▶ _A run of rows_
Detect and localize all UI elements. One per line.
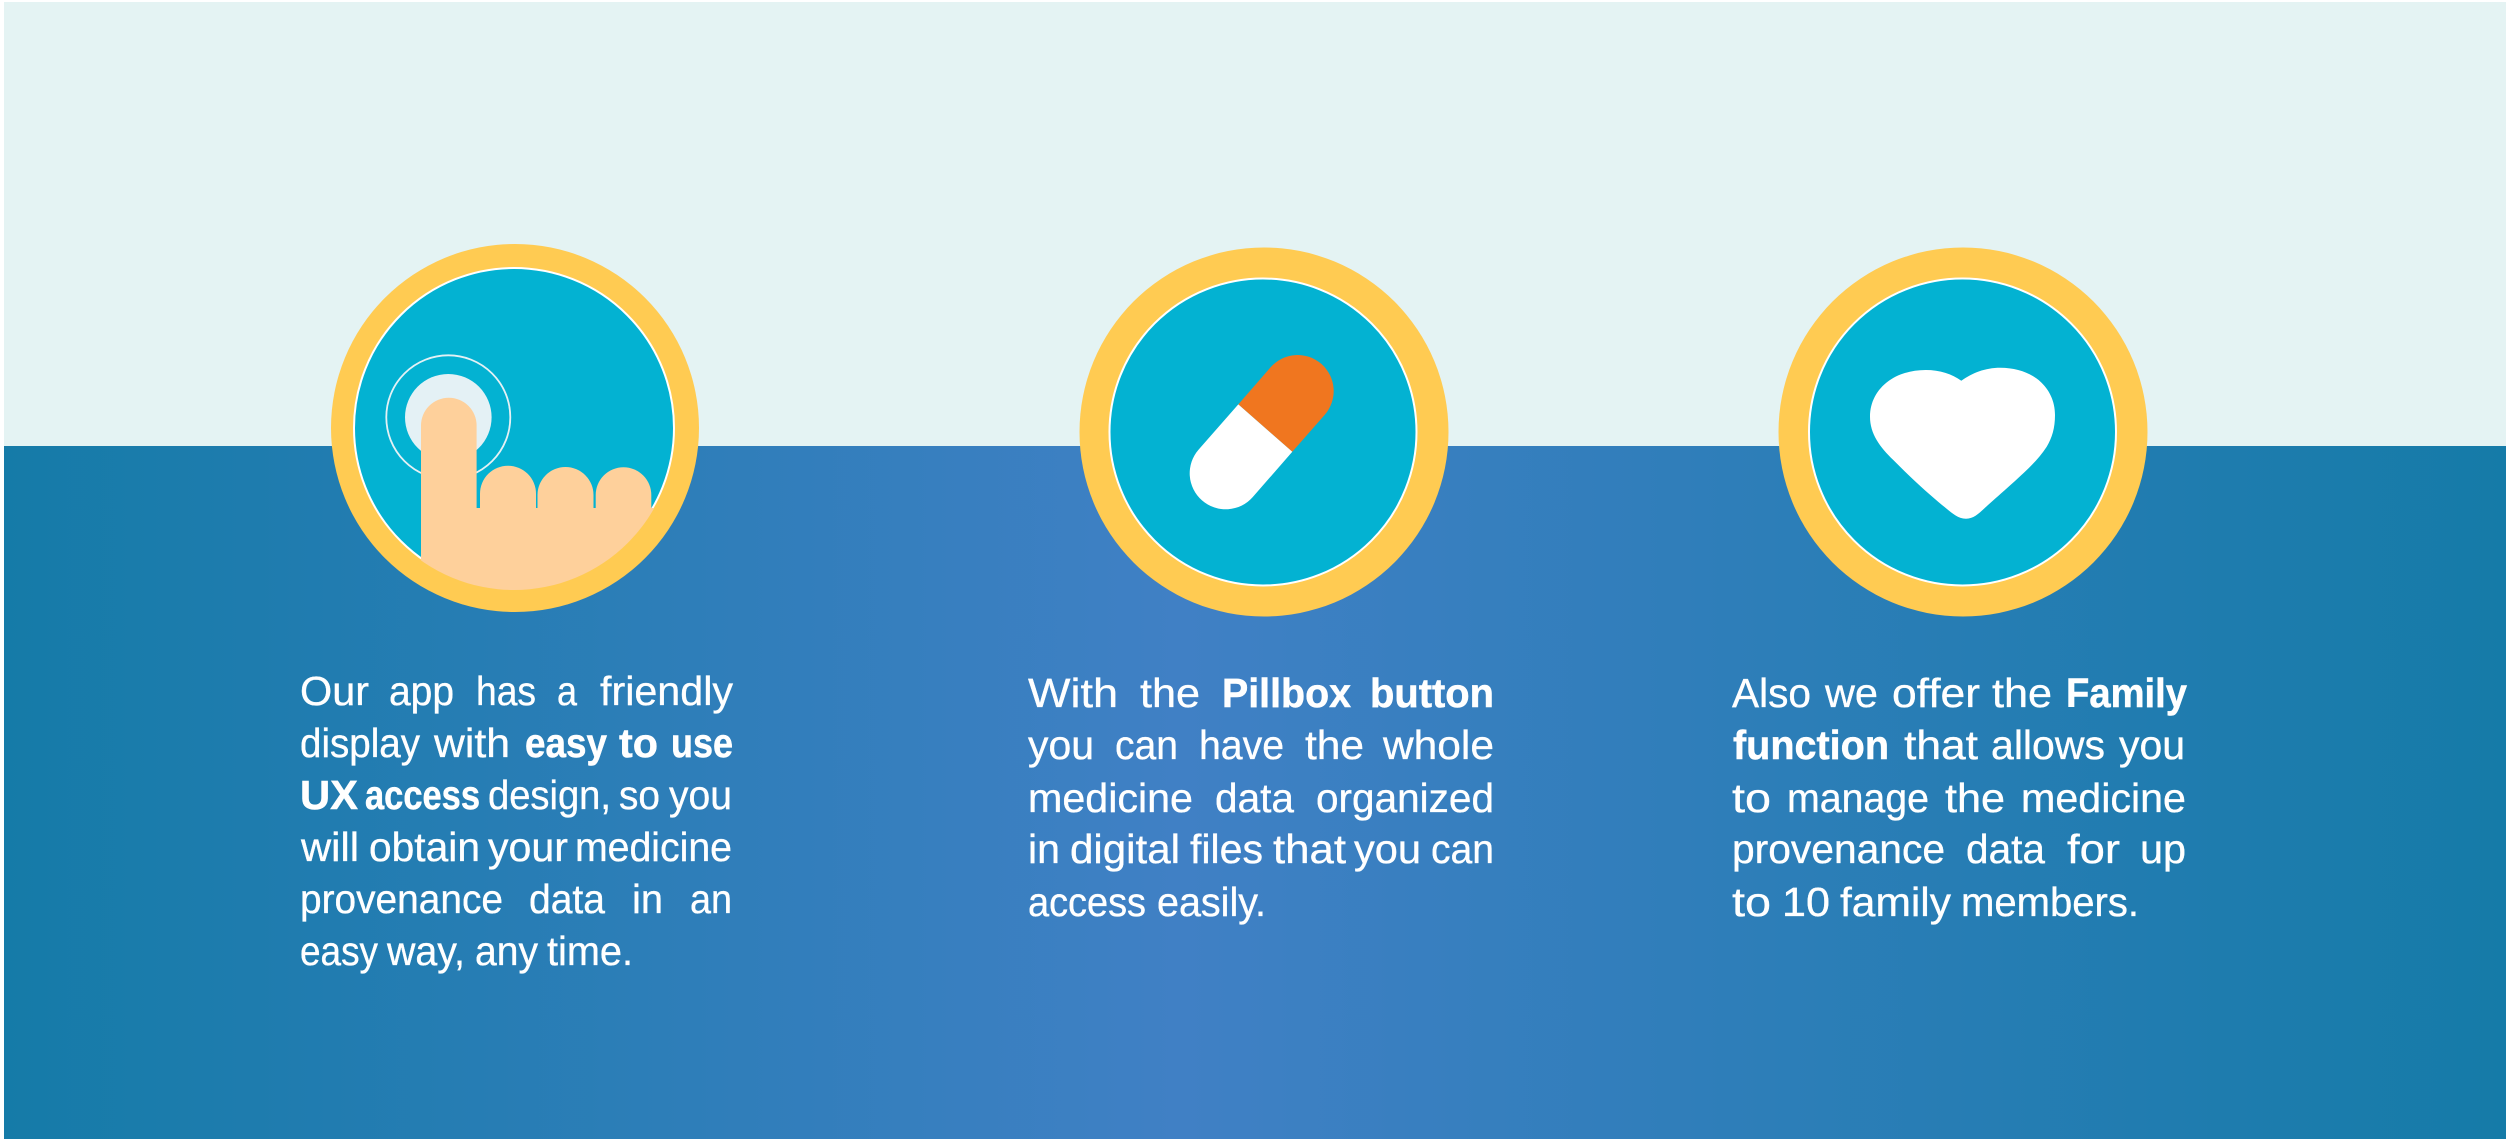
text block: Pillbox button: data [1215, 775, 1294, 821]
text block: Pillbox button: Pillbox [1222, 670, 1351, 716]
text block: Pillbox button: digital [1070, 826, 1180, 872]
text block: Pillbox button: whole [1382, 722, 1494, 768]
text block: easy to use UX: way, [386, 928, 465, 974]
text block: Family function: function [1733, 722, 1889, 768]
text block: Family function: medicine [2021, 775, 2186, 821]
text block: Pillbox button: access [1028, 879, 1146, 925]
text block: Pillbox button: in [1028, 826, 1060, 872]
text block: easy to use UX: Our [300, 668, 369, 714]
text block: Pillbox button: easily. [1157, 879, 1266, 925]
text block: easy to use UX [300, 668, 734, 974]
panel: blue gradient lower band [4, 446, 2506, 1139]
text block: Pillbox button: you [1354, 826, 1421, 872]
text block: Family function: 10 [1782, 879, 1830, 925]
icon: heart badge [1778, 248, 2148, 616]
text block: Family function: the [1945, 775, 2005, 821]
text block: easy to use UX: design, [488, 772, 611, 818]
text block: easy to use UX: provenance [300, 876, 503, 922]
panel: light top band [4, 2, 2506, 446]
text block: easy to use UX: you [669, 772, 732, 818]
text block: Family function: you [2119, 722, 2185, 768]
text block: Pillbox button: With [1028, 670, 1118, 716]
text block: easy to use UX: easy [525, 720, 607, 766]
text block: Family function: offer [1892, 670, 1980, 716]
text block: easy to use UX: UX [300, 772, 358, 818]
text block: Family function: the [1992, 670, 2052, 716]
text block: Pillbox button: have [1199, 722, 1284, 768]
text block: Family function: data [1966, 826, 2045, 872]
text block: Pillbox button: the [1140, 670, 1200, 716]
text block: Pillbox button: can [1115, 722, 1178, 768]
text block: Family function: provenance [1732, 826, 1945, 872]
text block: easy to use UX: easy [300, 928, 378, 974]
text block: Pillbox button: organized [1316, 775, 1494, 821]
text block: Family function: that [1904, 722, 1979, 768]
text block: Pillbox button: that [1273, 826, 1347, 872]
text block: Family function: up [2140, 826, 2186, 872]
text block: Pillbox button: can [1431, 826, 1494, 872]
text block: easy to use UX: will [300, 824, 359, 870]
text block: Pillbox button [1028, 670, 1494, 925]
text block: Family function: manage [1787, 775, 1929, 821]
text block: easy to use UX: friendly [600, 668, 734, 714]
text block: Pillbox button: you [1028, 722, 1094, 768]
text block: easy to use UX: data [529, 876, 605, 922]
text block: Family function: Also [1732, 670, 1811, 716]
text block: Family function: family [1840, 879, 1952, 925]
icon: pill capsule badge [1080, 248, 1448, 616]
text block: easy to use UX: has [476, 668, 536, 714]
text block: easy to use UX: app [389, 668, 454, 714]
text block: easy to use UX: use [671, 720, 733, 766]
text block: easy to use UX: so [619, 772, 660, 818]
text block: easy to use UX: with [433, 720, 510, 766]
text block: easy to use UX: access [365, 772, 480, 818]
text block: Family function: members. [1961, 879, 2139, 925]
text block: easy to use UX: an [690, 876, 732, 922]
icon: tapping hand badge [331, 244, 699, 612]
text block: Pillbox button: medicine [1028, 775, 1193, 821]
text block: easy to use UX: display [300, 720, 420, 766]
text block: Family function: allows [1991, 722, 2105, 768]
text block: Family function: Family [2066, 670, 2187, 716]
text block: easy to use UX: time. [547, 928, 633, 974]
text block: Family function: for [2067, 826, 2120, 872]
text block: Family function: we [1824, 670, 1878, 716]
text block: easy to use UX: your [488, 824, 568, 870]
text block: easy to use UX: any [475, 928, 538, 974]
text block: easy to use UX: to [619, 720, 658, 766]
text block: easy to use UX: in [632, 876, 663, 922]
text block: easy to use UX: obtain [369, 824, 480, 870]
text block: Pillbox button: the [1305, 722, 1364, 768]
text block: Pillbox button: button [1370, 670, 1494, 716]
text block: Family function [1732, 670, 2187, 925]
text block: easy to use UX: a [557, 668, 577, 714]
text block: Pillbox button: files [1190, 826, 1263, 872]
text block: Family function: to [1732, 879, 1771, 925]
text block: easy to use UX: medicine [575, 824, 732, 870]
text block: Family function: to [1732, 775, 1771, 821]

▶ _Task to complete_
Copy every row above word for word, leaving out the pictures.

▶ _Response to this task_
Detect and localize all UI elements. One per line.
text block: Pillbox button: data [1215, 775, 1294, 821]
text block: Pillbox button: Pillbox [1222, 670, 1351, 716]
text block: Pillbox button: digital [1070, 826, 1180, 872]
text block: Pillbox button: whole [1382, 722, 1494, 768]
text block: easy to use UX: way, [386, 928, 465, 974]
text block: Family function: function [1733, 722, 1889, 768]
text block: Family function: medicine [2021, 775, 2186, 821]
text block: Pillbox button: access [1028, 879, 1146, 925]
text block: Pillbox button: in [1028, 826, 1060, 872]
text block: easy to use UX: Our [300, 668, 369, 714]
text block: Pillbox button: easily. [1157, 879, 1266, 925]
text block: easy to use UX [300, 668, 734, 974]
panel: blue gradient lower band [4, 446, 2506, 1139]
text block: Pillbox button: you [1354, 826, 1421, 872]
text block: Family function: 10 [1782, 879, 1830, 925]
icon: heart badge [1778, 248, 2148, 616]
text block: Family function: the [1945, 775, 2005, 821]
text block: easy to use UX: design, [488, 772, 611, 818]
text block: easy to use UX: provenance [300, 876, 503, 922]
panel: light top band [4, 2, 2506, 446]
text block: easy to use UX: you [669, 772, 732, 818]
text block: Family function: you [2119, 722, 2185, 768]
text block: Pillbox button: With [1028, 670, 1118, 716]
text block: easy to use UX: easy [525, 720, 607, 766]
text block: Family function: offer [1892, 670, 1980, 716]
text block: easy to use UX: UX [300, 772, 358, 818]
text block: Family function: the [1992, 670, 2052, 716]
text block: Pillbox button: have [1199, 722, 1284, 768]
text block: Family function: data [1966, 826, 2045, 872]
text block: Pillbox button: the [1140, 670, 1200, 716]
text block: Pillbox button: can [1115, 722, 1178, 768]
text block: Family function: provenance [1732, 826, 1945, 872]
text block: easy to use UX: easy [300, 928, 378, 974]
text block: Pillbox button: organized [1316, 775, 1494, 821]
text block: Family function: that [1904, 722, 1979, 768]
text block: Pillbox button: that [1273, 826, 1347, 872]
text block: Family function: up [2140, 826, 2186, 872]
text block: Pillbox button: can [1431, 826, 1494, 872]
text block: easy to use UX: will [300, 824, 359, 870]
text block: Pillbox button [1028, 670, 1494, 925]
text block: Family function: manage [1787, 775, 1929, 821]
text block: easy to use UX: friendly [600, 668, 734, 714]
text block: Pillbox button: you [1028, 722, 1094, 768]
text block: easy to use UX: data [529, 876, 605, 922]
text block: Family function: Also [1732, 670, 1811, 716]
text block: Family function: family [1840, 879, 1952, 925]
icon: pill capsule badge [1080, 248, 1448, 616]
text block: easy to use UX: has [476, 668, 536, 714]
text block: easy to use UX: app [389, 668, 454, 714]
text block: easy to use UX: use [671, 720, 733, 766]
text block: easy to use UX: so [619, 772, 660, 818]
text block: easy to use UX: with [433, 720, 510, 766]
text block: easy to use UX: access [365, 772, 480, 818]
text block: Family function: members. [1961, 879, 2139, 925]
text block: easy to use UX: an [690, 876, 732, 922]
icon: tapping hand badge [331, 244, 699, 612]
text block: Pillbox button: medicine [1028, 775, 1193, 821]
text block: easy to use UX: display [300, 720, 420, 766]
text block: Family function: allows [1991, 722, 2105, 768]
text block: Family function: Family [2066, 670, 2187, 716]
text block: easy to use UX: time. [547, 928, 633, 974]
text block: Family function: for [2067, 826, 2120, 872]
text block: Family function: we [1824, 670, 1878, 716]
text block: easy to use UX: your [488, 824, 568, 870]
text block: easy to use UX: any [475, 928, 538, 974]
text block: easy to use UX: to [619, 720, 658, 766]
text block: easy to use UX: in [632, 876, 663, 922]
text block: easy to use UX: obtain [369, 824, 480, 870]
text block: Pillbox button: the [1305, 722, 1364, 768]
text block: Pillbox button: button [1370, 670, 1494, 716]
text block: Family function [1732, 670, 2187, 925]
text block: easy to use UX: a [557, 668, 577, 714]
text block: Pillbox button: files [1190, 826, 1263, 872]
text block: Family function: to [1732, 879, 1771, 925]
text block: easy to use UX: medicine [575, 824, 732, 870]
text block: Family function: to [1732, 775, 1771, 821]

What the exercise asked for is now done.